▶ [Instruction]:
Write the material out again, line by line, exactly as it is.

▶ [Stored data]:
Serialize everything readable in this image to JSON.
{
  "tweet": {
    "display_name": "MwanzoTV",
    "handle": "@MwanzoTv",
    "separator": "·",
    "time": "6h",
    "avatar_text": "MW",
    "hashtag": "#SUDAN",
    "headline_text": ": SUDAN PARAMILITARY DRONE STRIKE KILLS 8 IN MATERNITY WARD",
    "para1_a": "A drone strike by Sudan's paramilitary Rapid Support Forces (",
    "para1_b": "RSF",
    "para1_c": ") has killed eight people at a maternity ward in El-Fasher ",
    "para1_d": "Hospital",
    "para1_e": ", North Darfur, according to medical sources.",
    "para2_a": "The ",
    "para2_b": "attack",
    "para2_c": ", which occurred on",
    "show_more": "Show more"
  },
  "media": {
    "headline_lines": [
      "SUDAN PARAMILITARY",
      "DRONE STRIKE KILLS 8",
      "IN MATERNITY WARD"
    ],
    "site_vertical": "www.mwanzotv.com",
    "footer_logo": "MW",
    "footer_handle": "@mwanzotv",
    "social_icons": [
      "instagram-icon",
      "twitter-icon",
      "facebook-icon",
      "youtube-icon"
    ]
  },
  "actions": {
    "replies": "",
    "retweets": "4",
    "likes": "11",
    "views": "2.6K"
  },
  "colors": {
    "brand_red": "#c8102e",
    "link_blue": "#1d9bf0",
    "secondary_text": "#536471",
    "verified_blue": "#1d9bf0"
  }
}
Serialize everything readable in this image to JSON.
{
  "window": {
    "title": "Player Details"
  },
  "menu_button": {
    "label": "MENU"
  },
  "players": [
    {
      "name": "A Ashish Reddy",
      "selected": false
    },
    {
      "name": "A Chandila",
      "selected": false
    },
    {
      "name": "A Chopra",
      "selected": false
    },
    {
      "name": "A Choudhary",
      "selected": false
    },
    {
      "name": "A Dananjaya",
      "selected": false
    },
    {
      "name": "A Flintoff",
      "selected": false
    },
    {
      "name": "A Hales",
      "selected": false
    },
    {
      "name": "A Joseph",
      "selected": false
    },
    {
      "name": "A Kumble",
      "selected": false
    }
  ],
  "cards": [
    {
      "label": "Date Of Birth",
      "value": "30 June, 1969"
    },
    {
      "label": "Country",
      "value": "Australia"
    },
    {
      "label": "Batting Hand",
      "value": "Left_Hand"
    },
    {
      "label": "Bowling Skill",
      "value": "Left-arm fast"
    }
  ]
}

▶ [Exercise response]:
Serialize everything readable in this image to JSON.
{
  "tweet": {
    "display_name": "MwanzoTV",
    "handle": "@MwanzoTv",
    "separator": "·",
    "time": "6h",
    "avatar_text": "MW",
    "hashtag": "#SUDAN",
    "headline_text": ": SUDAN PARAMILITARY DRONE STRIKE KILLS 8 IN MATERNITY WARD",
    "para1_a": "A drone strike by Sudan's paramilitary Rapid Support Forces (",
    "para1_b": "RSF",
    "para1_c": ") has killed eight people at a maternity ward in El-Fasher ",
    "para1_d": "Hospital",
    "para1_e": ", North Darfur, according to medical sources.",
    "para2_a": "The ",
    "para2_b": "attack",
    "para2_c": ", which occurred on",
    "show_more": "Show more"
  },
  "media": {
    "headline_lines": [
      "SUDAN PARAMILITARY",
      "DRONE STRIKE KILLS 8",
      "IN MATERNITY WARD"
    ],
    "site_vertical": "www.mwanzotv.com",
    "footer_logo": "MW",
    "footer_handle": "@mwanzotv",
    "social_icons": [
      "instagram-icon",
      "twitter-icon",
      "facebook-icon",
      "youtube-icon"
    ]
  },
  "actions": {
    "replies": "",
    "retweets": "4",
    "likes": "11",
    "views": "2.6K"
  },
  "colors": {
    "brand_red": "#c8102e",
    "link_blue": "#1d9bf0",
    "secondary_text": "#536471",
    "verified_blue": "#1d9bf0"
  }
}
Serialize everything readable in this image to JSON.
{
  "window": {
    "title": "Player Details"
  },
  "menu_button": {
    "label": "MENU"
  },
  "players": [
    {
      "name": "A Ashish Reddy",
      "selected": false
    },
    {
      "name": "A Chandila",
      "selected": false
    },
    {
      "name": "A Chopra",
      "selected": false
    },
    {
      "name": "A Choudhary",
      "selected": false
    },
    {
      "name": "A Dananjaya",
      "selected": false
    },
    {
      "name": "A Flintoff",
      "selected": false
    },
    {
      "name": "A Hales",
      "selected": false
    },
    {
      "name": "A Joseph",
      "selected": false
    },
    {
      "name": "A Kumble",
      "selected": false
    }
  ],
  "cards": [
    {
      "label": "Date Of Birth",
      "value": "30 June, 1969"
    },
    {
      "label": "Country",
      "value": "Australia"
    },
    {
      "label": "Batting Hand",
      "value": "Left_Hand"
    },
    {
      "label": "Bowling Skill",
      "value": "Left-arm fast"
    }
  ]
}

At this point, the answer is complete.